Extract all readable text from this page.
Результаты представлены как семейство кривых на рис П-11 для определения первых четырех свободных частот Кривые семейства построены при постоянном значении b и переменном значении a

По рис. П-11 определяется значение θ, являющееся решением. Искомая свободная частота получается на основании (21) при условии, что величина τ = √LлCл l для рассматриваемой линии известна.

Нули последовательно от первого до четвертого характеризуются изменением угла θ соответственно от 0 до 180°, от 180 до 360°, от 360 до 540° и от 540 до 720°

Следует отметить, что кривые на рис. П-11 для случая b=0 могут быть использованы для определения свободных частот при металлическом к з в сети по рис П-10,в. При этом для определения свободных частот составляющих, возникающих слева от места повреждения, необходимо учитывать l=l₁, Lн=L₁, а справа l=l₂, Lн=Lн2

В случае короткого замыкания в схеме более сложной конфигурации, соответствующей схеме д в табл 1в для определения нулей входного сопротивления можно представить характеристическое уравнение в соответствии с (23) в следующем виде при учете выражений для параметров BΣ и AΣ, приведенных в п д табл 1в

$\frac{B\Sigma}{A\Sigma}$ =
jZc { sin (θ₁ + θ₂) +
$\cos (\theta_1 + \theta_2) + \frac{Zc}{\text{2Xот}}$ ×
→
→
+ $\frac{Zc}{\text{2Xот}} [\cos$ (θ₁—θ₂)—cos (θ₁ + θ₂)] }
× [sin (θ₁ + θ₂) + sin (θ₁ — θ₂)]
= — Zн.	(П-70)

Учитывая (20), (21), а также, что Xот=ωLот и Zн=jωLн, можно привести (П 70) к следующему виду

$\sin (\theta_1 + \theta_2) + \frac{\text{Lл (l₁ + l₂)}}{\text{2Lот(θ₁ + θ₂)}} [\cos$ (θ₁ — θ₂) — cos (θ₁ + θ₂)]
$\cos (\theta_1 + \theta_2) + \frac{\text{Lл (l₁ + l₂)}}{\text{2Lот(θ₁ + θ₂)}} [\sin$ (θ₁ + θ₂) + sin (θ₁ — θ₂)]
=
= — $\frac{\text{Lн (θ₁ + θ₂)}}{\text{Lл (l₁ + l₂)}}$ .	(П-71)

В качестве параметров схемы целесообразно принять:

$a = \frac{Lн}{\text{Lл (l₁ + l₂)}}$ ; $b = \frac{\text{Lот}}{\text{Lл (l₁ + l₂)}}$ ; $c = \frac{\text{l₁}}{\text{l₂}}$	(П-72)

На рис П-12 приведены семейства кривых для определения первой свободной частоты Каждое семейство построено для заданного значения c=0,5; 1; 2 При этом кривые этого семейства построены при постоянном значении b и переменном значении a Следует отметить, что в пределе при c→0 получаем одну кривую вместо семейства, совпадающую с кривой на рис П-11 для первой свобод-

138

· · ·

[TASK DIRECTIONS]
Repeat every entry exactly as written above.

[CORRECT ANSWER]
Extract all readable text from this page.
Результаты представлены как семейство кривых на рис П-11 для определения первых четырех свободных частот Кривые семейства построены при постоянном значении b и переменном значении a

По рис. П-11 определяется значение θ, являющееся решением. Искомая свободная частота получается на основании (21) при условии, что величина τ = √LлCл l для рассматриваемой линии известна.

Нули последовательно от первого до четвертого характеризуются изменением угла θ соответственно от 0 до 180°, от 180 до 360°, от 360 до 540° и от 540 до 720°

Следует отметить, что кривые на рис. П-11 для случая b=0 могут быть использованы для определения свободных частот при металлическом к з в сети по рис П-10,в. При этом для определения свободных частот составляющих, возникающих слева от места повреждения, необходимо учитывать l=l₁, Lн=L₁, а справа l=l₂, Lн=Lн2

В случае короткого замыкания в схеме более сложной конфигурации, соответствующей схеме д в табл 1в для определения нулей входного сопротивления можно представить характеристическое уравнение в соответствии с (23) в следующем виде при учете выражений для параметров BΣ и AΣ, приведенных в п д табл 1в

$\frac{B\Sigma}{A\Sigma}$ =
jZc { sin (θ₁ + θ₂) +
$\cos (\theta_1 + \theta_2) + \frac{Zc}{\text{2Xот}}$ ×
→
→
+ $\frac{Zc}{\text{2Xот}} [\cos$ (θ₁—θ₂)—cos (θ₁ + θ₂)] }
× [sin (θ₁ + θ₂) + sin (θ₁ — θ₂)]
= — Zн.	(П-70)

Учитывая (20), (21), а также, что Xот=ωLот и Zн=jωLн, можно привести (П 70) к следующему виду

$\sin (\theta_1 + \theta_2) + \frac{\text{Lл (l₁ + l₂)}}{\text{2Lот(θ₁ + θ₂)}} [\cos$ (θ₁ — θ₂) — cos (θ₁ + θ₂)]
$\cos (\theta_1 + \theta_2) + \frac{\text{Lл (l₁ + l₂)}}{\text{2Lот(θ₁ + θ₂)}} [\sin$ (θ₁ + θ₂) + sin (θ₁ — θ₂)]
=
= — $\frac{\text{Lн (θ₁ + θ₂)}}{\text{Lл (l₁ + l₂)}}$ .	(П-71)

В качестве параметров схемы целесообразно принять:

$a = \frac{Lн}{\text{Lл (l₁ + l₂)}}$ ; $b = \frac{\text{Lот}}{\text{Lл (l₁ + l₂)}}$ ; $c = \frac{\text{l₁}}{\text{l₂}}$	(П-72)

На рис П-12 приведены семейства кривых для определения первой свободной частоты Каждое семейство построено для заданного значения c=0,5; 1; 2 При этом кривые этого семейства построены при постоянном значении b и переменном значении a Следует отметить, что в пределе при c→0 получаем одну кривую вместо семейства, совпадающую с кривой на рис П-11 для первой свобод-

138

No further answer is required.